SUPPLIED TEXT
VMware Tanzu Application Service for VMs

 View Only

 PAS for windows: api.sys tcp: i/o timeout error

Canvas BT's profile image
Canvas BT posted Feb 27, 2020 01:25 PM

Hi,

 

I am trying to install PAS for windows (version: 2.8.4, stemcell: windows2019 2019.17) following these instructions, however when we are running the Errand `install-hwc-buildpack` or `smoke tests` I get this error;

Instance windows_diego_cell/a5127526-1fa2-48a3-8658-65f5dd62180d Exit Code 1 Stdout Setting api endpoint to https://api.sys.<url>... FAILED Stderr Request error: Get https://api.sys.<url>/v2/info: dial tcp: i/o timeout TIP: If you are behind a firewall and require an HTTP proxy, verify the https_proxy environment variable is correctly set. Else, check your network connection.

We have not had issues like this on any other tiles.

 

We are running PAS version 2.8.3 on AWS and was wondering if anyone else has had this issue.

WRITTEN INSTRUCTION
According to the forum post, which PAS version is the poster running on AWS? Please note that the records aren't needed here.

GIVEN DATA

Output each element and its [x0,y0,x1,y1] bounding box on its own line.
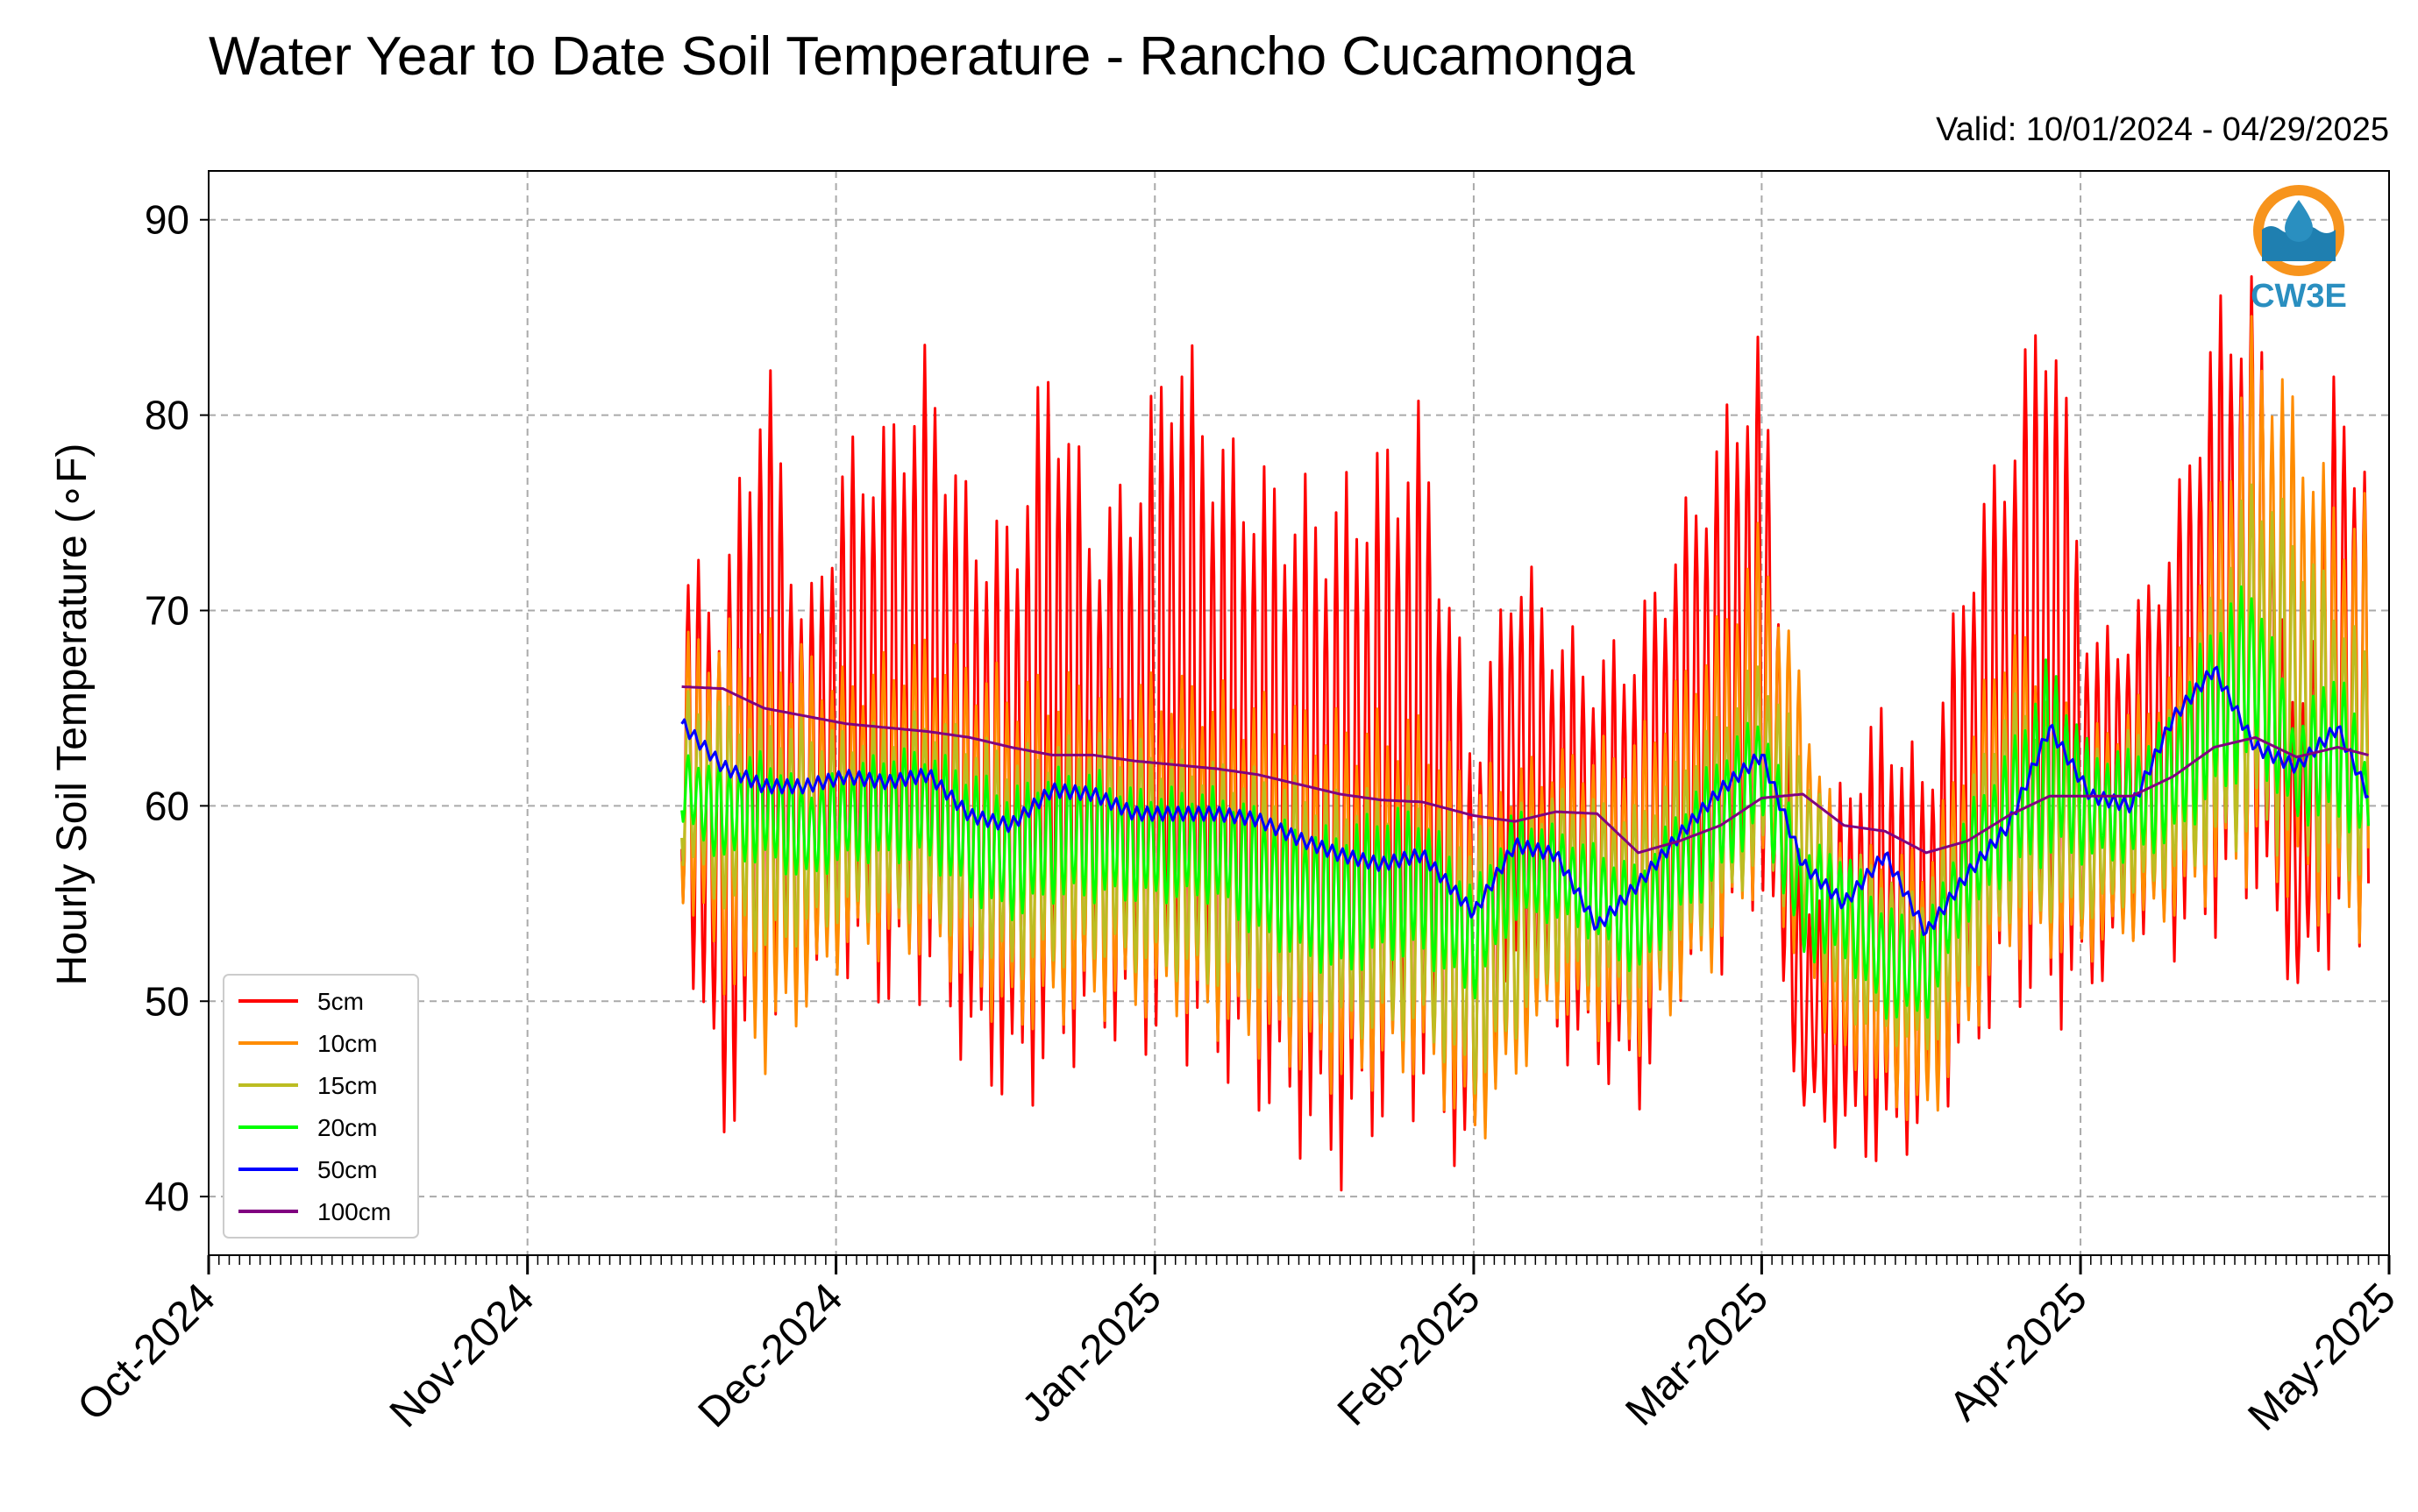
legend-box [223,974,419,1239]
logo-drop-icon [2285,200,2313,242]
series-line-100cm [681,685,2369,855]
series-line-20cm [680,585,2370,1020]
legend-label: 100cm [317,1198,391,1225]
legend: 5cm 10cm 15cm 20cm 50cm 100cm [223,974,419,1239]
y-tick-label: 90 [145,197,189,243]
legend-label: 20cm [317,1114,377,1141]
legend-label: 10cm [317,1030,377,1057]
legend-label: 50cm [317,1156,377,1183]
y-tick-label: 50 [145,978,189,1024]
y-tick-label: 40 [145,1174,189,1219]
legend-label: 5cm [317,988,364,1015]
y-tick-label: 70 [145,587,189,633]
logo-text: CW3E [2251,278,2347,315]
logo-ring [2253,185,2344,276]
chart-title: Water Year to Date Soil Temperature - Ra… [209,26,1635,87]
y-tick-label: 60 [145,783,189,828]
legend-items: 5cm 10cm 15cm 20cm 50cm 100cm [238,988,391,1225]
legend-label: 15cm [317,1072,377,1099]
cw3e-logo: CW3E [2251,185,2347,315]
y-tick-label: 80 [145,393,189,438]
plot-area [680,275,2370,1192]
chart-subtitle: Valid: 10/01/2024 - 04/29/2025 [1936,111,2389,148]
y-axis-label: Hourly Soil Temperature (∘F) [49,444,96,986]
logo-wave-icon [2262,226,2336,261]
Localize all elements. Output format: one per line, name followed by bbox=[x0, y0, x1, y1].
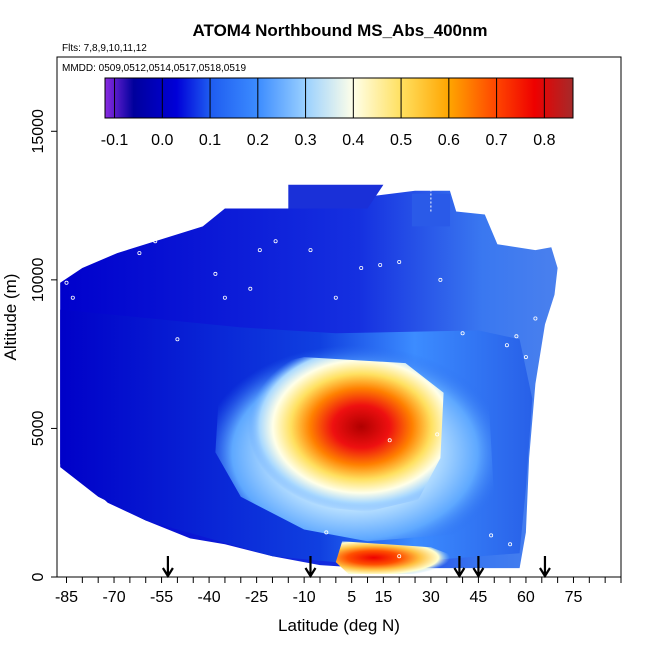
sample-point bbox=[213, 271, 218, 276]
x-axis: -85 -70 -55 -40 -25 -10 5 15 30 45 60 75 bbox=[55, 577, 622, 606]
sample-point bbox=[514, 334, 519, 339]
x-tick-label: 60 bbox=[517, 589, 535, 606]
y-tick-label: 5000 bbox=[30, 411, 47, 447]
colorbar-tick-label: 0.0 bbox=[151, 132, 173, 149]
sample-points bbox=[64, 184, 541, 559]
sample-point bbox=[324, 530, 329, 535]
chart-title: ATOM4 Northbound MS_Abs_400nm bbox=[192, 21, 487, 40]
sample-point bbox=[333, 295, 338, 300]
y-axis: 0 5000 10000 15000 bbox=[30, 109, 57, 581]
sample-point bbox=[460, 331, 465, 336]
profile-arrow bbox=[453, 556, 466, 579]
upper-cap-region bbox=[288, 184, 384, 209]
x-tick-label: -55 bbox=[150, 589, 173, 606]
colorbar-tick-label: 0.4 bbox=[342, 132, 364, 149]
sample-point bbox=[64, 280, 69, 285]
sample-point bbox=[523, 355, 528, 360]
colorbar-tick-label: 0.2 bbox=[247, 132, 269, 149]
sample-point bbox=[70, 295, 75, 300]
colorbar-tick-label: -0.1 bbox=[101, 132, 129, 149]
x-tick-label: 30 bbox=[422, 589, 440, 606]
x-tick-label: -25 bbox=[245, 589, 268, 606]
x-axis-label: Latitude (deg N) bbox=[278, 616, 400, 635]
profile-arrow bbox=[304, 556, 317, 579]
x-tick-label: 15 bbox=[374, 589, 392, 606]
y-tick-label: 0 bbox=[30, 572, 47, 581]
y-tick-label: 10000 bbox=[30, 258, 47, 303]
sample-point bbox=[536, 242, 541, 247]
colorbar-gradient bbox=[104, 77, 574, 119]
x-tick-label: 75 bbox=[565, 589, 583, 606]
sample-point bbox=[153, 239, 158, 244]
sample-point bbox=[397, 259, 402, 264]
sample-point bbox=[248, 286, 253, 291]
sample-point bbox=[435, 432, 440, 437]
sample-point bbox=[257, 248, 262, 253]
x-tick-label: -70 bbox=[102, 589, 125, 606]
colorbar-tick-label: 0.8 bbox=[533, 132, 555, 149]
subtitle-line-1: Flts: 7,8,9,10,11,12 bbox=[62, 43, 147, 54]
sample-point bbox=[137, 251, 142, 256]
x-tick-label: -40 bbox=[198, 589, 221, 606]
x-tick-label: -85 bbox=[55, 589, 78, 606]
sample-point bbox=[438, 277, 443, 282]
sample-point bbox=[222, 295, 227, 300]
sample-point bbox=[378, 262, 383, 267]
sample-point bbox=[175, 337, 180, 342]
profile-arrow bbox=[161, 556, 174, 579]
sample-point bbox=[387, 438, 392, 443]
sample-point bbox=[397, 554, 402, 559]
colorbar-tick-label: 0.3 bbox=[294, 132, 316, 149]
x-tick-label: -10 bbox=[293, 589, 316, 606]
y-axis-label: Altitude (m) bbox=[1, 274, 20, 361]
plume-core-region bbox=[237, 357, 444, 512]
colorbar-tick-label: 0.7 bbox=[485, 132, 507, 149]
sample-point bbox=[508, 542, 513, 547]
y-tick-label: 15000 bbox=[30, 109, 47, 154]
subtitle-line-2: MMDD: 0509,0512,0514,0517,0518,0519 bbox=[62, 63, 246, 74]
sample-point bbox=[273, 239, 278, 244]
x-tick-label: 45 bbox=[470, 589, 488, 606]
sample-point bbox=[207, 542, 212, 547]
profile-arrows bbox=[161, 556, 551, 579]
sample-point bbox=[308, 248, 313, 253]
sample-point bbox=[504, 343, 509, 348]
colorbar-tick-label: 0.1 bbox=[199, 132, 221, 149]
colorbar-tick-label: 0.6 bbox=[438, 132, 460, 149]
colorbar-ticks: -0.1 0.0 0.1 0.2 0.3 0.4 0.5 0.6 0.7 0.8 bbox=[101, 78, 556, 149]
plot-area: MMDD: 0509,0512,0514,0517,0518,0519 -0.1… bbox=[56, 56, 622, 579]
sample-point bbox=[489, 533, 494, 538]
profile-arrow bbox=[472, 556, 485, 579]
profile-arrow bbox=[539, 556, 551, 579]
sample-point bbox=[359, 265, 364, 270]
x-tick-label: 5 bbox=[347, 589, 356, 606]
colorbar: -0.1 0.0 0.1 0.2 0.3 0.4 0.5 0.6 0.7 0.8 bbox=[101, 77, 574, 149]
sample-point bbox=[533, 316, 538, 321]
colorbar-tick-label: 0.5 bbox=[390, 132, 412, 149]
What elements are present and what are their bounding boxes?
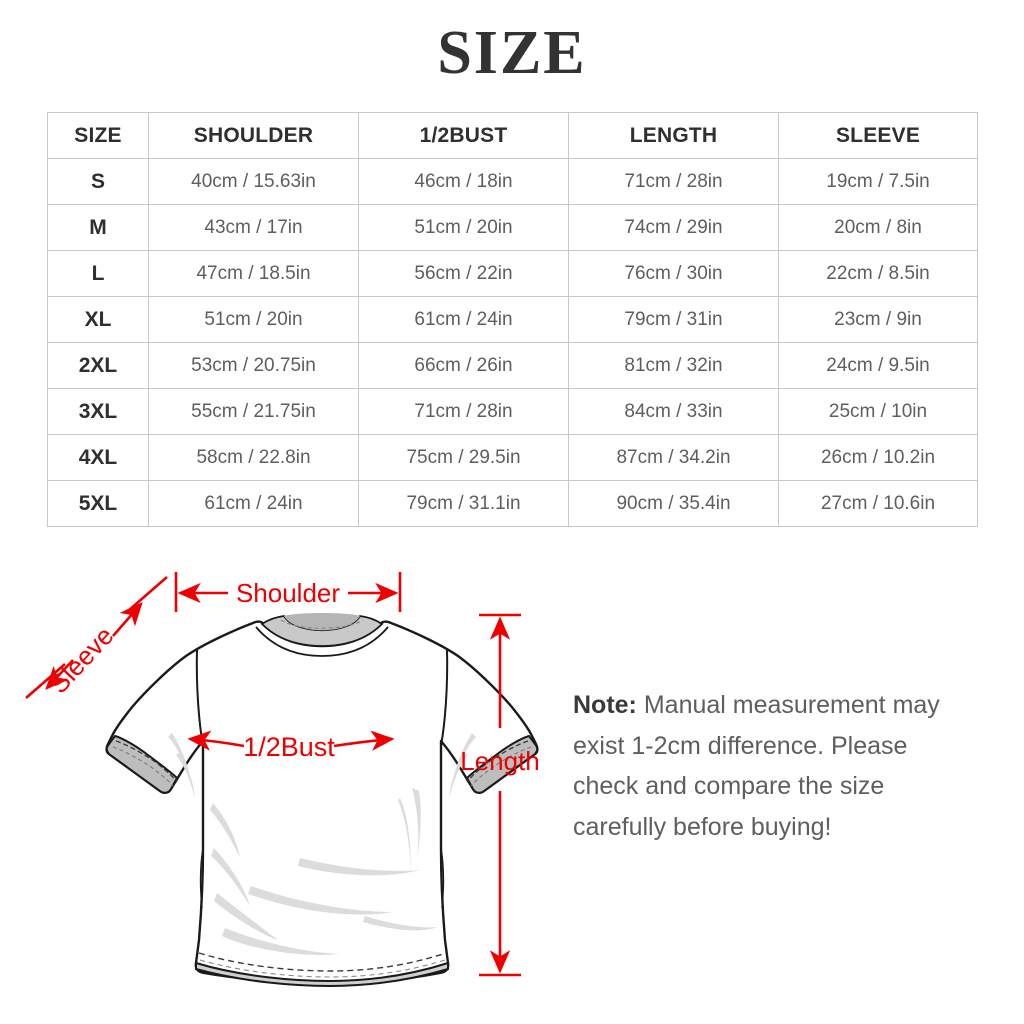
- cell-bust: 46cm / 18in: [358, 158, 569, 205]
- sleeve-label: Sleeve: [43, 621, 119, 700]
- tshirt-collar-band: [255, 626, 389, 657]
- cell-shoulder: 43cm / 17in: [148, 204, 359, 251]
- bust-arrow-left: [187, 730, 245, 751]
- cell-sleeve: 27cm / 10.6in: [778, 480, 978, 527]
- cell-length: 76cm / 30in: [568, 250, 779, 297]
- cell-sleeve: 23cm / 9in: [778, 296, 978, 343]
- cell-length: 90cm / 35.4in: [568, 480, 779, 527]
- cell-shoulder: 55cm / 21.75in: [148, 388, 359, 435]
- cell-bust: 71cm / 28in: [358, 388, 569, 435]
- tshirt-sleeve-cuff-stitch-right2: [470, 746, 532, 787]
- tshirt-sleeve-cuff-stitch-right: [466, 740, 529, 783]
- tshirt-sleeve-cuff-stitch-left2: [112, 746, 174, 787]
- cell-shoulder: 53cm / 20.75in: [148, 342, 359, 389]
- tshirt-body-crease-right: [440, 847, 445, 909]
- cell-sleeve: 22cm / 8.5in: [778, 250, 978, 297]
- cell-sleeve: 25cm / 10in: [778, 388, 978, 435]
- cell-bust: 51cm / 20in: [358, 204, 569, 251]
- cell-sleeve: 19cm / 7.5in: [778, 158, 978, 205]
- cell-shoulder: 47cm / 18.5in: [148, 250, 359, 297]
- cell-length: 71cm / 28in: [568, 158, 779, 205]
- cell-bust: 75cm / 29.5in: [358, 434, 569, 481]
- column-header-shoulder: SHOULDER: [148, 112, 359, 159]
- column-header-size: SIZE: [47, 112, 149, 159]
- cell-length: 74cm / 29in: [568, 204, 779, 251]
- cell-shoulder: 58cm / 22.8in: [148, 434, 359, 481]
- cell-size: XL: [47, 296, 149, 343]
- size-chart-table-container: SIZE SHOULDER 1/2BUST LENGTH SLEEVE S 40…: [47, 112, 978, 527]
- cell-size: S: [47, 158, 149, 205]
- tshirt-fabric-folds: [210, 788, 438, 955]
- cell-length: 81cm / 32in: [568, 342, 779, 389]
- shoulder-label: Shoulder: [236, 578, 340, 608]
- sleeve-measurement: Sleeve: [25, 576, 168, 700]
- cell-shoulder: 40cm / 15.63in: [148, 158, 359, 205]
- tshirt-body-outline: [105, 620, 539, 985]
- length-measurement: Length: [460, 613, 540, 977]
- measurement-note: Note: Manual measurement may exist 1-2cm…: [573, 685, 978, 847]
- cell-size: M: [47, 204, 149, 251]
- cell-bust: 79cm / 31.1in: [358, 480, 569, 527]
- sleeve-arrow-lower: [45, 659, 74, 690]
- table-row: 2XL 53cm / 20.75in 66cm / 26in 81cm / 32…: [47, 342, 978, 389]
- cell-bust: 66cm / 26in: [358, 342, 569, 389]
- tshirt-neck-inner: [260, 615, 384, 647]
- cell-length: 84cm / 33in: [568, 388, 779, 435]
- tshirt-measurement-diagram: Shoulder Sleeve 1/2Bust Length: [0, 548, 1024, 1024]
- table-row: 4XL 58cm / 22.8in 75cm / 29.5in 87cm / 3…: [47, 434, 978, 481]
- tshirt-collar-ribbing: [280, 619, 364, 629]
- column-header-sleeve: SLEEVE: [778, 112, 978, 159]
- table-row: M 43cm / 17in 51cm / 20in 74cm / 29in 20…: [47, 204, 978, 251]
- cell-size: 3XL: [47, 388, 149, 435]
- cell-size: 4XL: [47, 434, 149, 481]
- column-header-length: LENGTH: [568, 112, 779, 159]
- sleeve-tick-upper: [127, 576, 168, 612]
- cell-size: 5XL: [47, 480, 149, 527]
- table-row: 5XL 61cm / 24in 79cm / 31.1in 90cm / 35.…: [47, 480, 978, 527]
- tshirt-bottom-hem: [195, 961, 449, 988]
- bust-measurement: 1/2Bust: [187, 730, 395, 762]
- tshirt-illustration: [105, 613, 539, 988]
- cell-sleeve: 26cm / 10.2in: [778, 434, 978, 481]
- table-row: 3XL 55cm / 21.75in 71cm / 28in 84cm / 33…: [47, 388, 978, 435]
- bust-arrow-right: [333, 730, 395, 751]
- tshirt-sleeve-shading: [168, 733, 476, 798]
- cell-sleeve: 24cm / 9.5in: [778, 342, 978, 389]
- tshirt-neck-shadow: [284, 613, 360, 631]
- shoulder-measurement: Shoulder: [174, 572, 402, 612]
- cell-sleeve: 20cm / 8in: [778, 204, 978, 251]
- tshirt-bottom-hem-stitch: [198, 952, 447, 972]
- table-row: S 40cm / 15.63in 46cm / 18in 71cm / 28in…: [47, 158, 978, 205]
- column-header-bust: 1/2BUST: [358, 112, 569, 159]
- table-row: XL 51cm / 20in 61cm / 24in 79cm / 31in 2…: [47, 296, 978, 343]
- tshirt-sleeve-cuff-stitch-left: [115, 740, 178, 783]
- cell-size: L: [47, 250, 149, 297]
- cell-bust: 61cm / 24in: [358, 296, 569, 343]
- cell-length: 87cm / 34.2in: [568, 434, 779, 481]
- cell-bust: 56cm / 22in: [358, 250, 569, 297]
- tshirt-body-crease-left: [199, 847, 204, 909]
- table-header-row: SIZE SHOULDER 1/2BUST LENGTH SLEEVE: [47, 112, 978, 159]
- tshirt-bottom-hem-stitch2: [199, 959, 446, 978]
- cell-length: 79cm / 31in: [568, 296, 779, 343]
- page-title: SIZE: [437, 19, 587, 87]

RESPONSE TO THE EXERCISE
PAS version 2.8.3